> Aim
Below is a listing; copy all of it exactly.

> Input records
________________
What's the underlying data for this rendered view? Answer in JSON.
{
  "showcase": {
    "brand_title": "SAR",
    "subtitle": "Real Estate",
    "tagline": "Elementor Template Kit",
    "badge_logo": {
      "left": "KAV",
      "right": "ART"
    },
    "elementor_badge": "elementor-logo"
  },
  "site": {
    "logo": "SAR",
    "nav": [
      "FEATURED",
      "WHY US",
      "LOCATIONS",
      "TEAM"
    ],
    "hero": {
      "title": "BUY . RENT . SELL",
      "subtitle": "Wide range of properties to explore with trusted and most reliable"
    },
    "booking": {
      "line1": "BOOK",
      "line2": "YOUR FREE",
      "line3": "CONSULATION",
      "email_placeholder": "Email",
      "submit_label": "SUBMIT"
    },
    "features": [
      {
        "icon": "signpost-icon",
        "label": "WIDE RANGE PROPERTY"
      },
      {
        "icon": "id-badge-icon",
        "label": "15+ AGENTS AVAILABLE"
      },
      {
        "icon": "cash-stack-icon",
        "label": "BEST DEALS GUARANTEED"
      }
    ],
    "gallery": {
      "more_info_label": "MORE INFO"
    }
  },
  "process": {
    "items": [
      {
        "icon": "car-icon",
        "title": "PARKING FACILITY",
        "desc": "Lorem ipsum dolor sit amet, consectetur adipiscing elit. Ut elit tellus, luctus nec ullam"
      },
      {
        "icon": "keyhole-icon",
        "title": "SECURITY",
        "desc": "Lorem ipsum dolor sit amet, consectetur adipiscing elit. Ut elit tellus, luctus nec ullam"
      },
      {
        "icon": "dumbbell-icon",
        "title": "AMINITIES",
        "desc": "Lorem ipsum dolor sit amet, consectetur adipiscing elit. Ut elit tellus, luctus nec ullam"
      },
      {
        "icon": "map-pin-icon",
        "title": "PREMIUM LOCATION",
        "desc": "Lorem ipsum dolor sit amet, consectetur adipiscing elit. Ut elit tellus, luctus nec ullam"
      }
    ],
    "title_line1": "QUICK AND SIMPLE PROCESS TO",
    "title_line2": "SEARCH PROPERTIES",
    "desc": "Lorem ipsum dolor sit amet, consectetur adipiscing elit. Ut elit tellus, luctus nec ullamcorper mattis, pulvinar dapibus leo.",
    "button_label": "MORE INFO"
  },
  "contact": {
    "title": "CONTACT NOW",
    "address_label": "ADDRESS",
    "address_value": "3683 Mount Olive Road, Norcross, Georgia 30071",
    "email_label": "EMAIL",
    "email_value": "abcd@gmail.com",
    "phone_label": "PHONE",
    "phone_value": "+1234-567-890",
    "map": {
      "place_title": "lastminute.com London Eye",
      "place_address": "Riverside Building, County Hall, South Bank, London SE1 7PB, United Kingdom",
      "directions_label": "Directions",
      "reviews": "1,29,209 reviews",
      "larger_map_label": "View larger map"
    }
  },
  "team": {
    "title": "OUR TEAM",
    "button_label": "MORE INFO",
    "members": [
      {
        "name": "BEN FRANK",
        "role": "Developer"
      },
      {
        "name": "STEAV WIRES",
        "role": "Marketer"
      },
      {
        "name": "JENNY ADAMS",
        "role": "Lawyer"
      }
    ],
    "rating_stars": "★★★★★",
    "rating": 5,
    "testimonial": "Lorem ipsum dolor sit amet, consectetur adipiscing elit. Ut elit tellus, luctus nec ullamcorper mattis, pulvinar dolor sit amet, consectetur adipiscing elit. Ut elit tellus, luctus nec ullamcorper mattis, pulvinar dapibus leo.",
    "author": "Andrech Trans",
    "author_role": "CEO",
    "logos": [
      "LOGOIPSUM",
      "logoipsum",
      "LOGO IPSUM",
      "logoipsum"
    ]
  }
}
________________
> Response below
What's the underlying data for this rendered view? Answer in JSON.
{
  "showcase": {
    "brand_title": "SAR",
    "subtitle": "Real Estate",
    "tagline": "Elementor Template Kit",
    "badge_logo": {
      "left": "KAV",
      "right": "ART"
    },
    "elementor_badge": "elementor-logo"
  },
  "site": {
    "logo": "SAR",
    "nav": [
      "FEATURED",
      "WHY US",
      "LOCATIONS",
      "TEAM"
    ],
    "hero": {
      "title": "BUY . RENT . SELL",
      "subtitle": "Wide range of properties to explore with trusted and most reliable"
    },
    "booking": {
      "line1": "BOOK",
      "line2": "YOUR FREE",
      "line3": "CONSULATION",
      "email_placeholder": "Email",
      "submit_label": "SUBMIT"
    },
    "features": [
      {
        "icon": "signpost-icon",
        "label": "WIDE RANGE PROPERTY"
      },
      {
        "icon": "id-badge-icon",
        "label": "15+ AGENTS AVAILABLE"
      },
      {
        "icon": "cash-stack-icon",
        "label": "BEST DEALS GUARANTEED"
      }
    ],
    "gallery": {
      "more_info_label": "MORE INFO"
    }
  },
  "process": {
    "items": [
      {
        "icon": "car-icon",
        "title": "PARKING FACILITY",
        "desc": "Lorem ipsum dolor sit amet, consectetur adipiscing elit. Ut elit tellus, luctus nec ullam"
      },
      {
        "icon": "keyhole-icon",
        "title": "SECURITY",
        "desc": "Lorem ipsum dolor sit amet, consectetur adipiscing elit. Ut elit tellus, luctus nec ullam"
      },
      {
        "icon": "dumbbell-icon",
        "title": "AMINITIES",
        "desc": "Lorem ipsum dolor sit amet, consectetur adipiscing elit. Ut elit tellus, luctus nec ullam"
      },
      {
        "icon": "map-pin-icon",
        "title": "PREMIUM LOCATION",
        "desc": "Lorem ipsum dolor sit amet, consectetur adipiscing elit. Ut elit tellus, luctus nec ullam"
      }
    ],
    "title_line1": "QUICK AND SIMPLE PROCESS TO",
    "title_line2": "SEARCH PROPERTIES",
    "desc": "Lorem ipsum dolor sit amet, consectetur adipiscing elit. Ut elit tellus, luctus nec ullamcorper mattis, pulvinar dapibus leo.",
    "button_label": "MORE INFO"
  },
  "contact": {
    "title": "CONTACT NOW",
    "address_label": "ADDRESS",
    "address_value": "3683 Mount Olive Road, Norcross, Georgia 30071",
    "email_label": "EMAIL",
    "email_value": "abcd@gmail.com",
    "phone_label": "PHONE",
    "phone_value": "+1234-567-890",
    "map": {
      "place_title": "lastminute.com London Eye",
      "place_address": "Riverside Building, County Hall, South Bank, London SE1 7PB, United Kingdom",
      "directions_label": "Directions",
      "reviews": "1,29,209 reviews",
      "larger_map_label": "View larger map"
    }
  },
  "team": {
    "title": "OUR TEAM",
    "button_label": "MORE INFO",
    "members": [
      {
        "name": "BEN FRANK",
        "role": "Developer"
      },
      {
        "name": "STEAV WIRES",
        "role": "Marketer"
      },
      {
        "name": "JENNY ADAMS",
        "role": "Lawyer"
      }
    ],
    "rating_stars": "★★★★★",
    "rating": 5,
    "testimonial": "Lorem ipsum dolor sit amet, consectetur adipiscing elit. Ut elit tellus, luctus nec ullamcorper mattis, pulvinar dolor sit amet, consectetur adipiscing elit. Ut elit tellus, luctus nec ullamcorper mattis, pulvinar dapibus leo.",
    "author": "Andrech Trans",
    "author_role": "CEO",
    "logos": [
      "LOGOIPSUM",
      "logoipsum",
      "LOGO IPSUM",
      "logoipsum"
    ]
  }
}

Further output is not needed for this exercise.